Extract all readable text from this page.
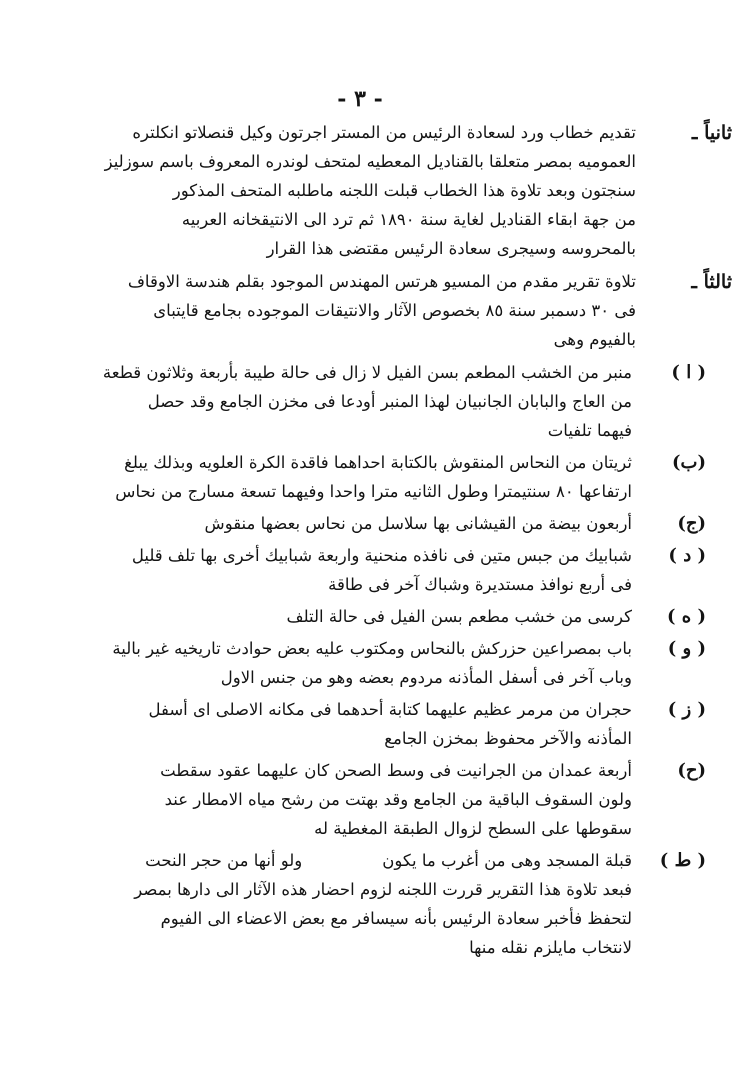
- ٣ -
ثانياً ـ
تقديم خطاب ورد لسعادة الرئيس من المستر اجرتون وكيل قنصلاتو انكلتره
العموميه بمصر متعلقا بالقناديل المعطيه لمتحف لوندره المعروف باسم سوزليز
سنجتون وبعد تلاوة هذا الخطاب قبلت اللجنه ماطلبه المتحف المذكور
من جهة ابقاء القناديل لغاية سنة ١٨٩٠ ثم ترد الى الانتيقخانه العربيه
بالمحروسه وسيجرى سعادة الرئيس مقتضى هذا القرار
ثالثاً ـ
تلاوة تقرير مقدم من المسيو هرتس المهندس الموجود بقلم هندسة الاوقاف
فى ٣٠ دسمبر سنة ٨٥ بخصوص الآثار والانتيقات الموجوده بجامع قايتباى
بالفيوم وهى
( ا )
منبر من الخشب المطعم بسن الفيل لا زال فى حالة طيبة بأربعة وثلاثون قطعة
من العاج والبابان الجانبيان لهذا المنبر أودعا فى مخزن الجامع وقد حصل
فيهما تلفيات
(ب)
ثريتان من النحاس المنقوش بالكتابة احداهما فاقدة الكرة العلويه وبذلك يبلغ
ارتفاعها ٨٠ سنتيمترا وطول الثانيه مترا واحدا وفيهما تسعة مسارج من نحاس
(ج)
أربعون بيضة من القيشانى بها سلاسل من نحاس بعضها منقوش
( د )
شبابيك من جبس متين فى نافذه منحنية واربعة شبابيك أخرى بها تلف قليل
فى أربع نوافذ مستديرة وشباك آخر فى طاقة
( ه )
كرسى من خشب مطعم بسن الفيل فى حالة التلف
( و )
باب بمصراعين حزركش بالنحاس ومكتوب عليه بعض حوادث تاريخيه غير بالية
وباب آخر فى أسفل المأذنه مردوم بعضه وهو من جنس الاول
( ز )
حجران من مرمر عظيم عليهما كتابة أحدهما فى مكانه الاصلى اى أسفل
المأذنه والآخر محفوظ بمخزن الجامع
(ح)
أربعة عمدان من الجرانيت فى وسط الصحن كان عليهما عقود سقطت
ولون السقوف الباقية من الجامع وقد بهتت من رشح مياه الامطار عند
سقوطها على السطح لزوال الطبقة المغطية له
( ط )
قبلة المسجد وهى من أغرب ما يكونولو أنها من حجر النحت
فبعد تلاوة هذا التقرير قررت اللجنه لزوم احضار هذه الآثار الى دارها بمصر
لتحفظ فأخبر سعادة الرئيس بأنه سيسافر مع بعض الاعضاء الى الفيوم
لانتخاب مايلزم نقله منها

|---|

> _THE REQUEST_
Show every line of the listing in which the string "اللجنه" can be found.

> _THE COMPLETED TASK_
سنجتون وبعد تلاوة هذا الخطاب قبلت اللجنه ماطلبه المتحف المذكور
فبعد تلاوة هذا التقرير قررت اللجنه لزوم احضار هذه الآثار الى دارها بمصر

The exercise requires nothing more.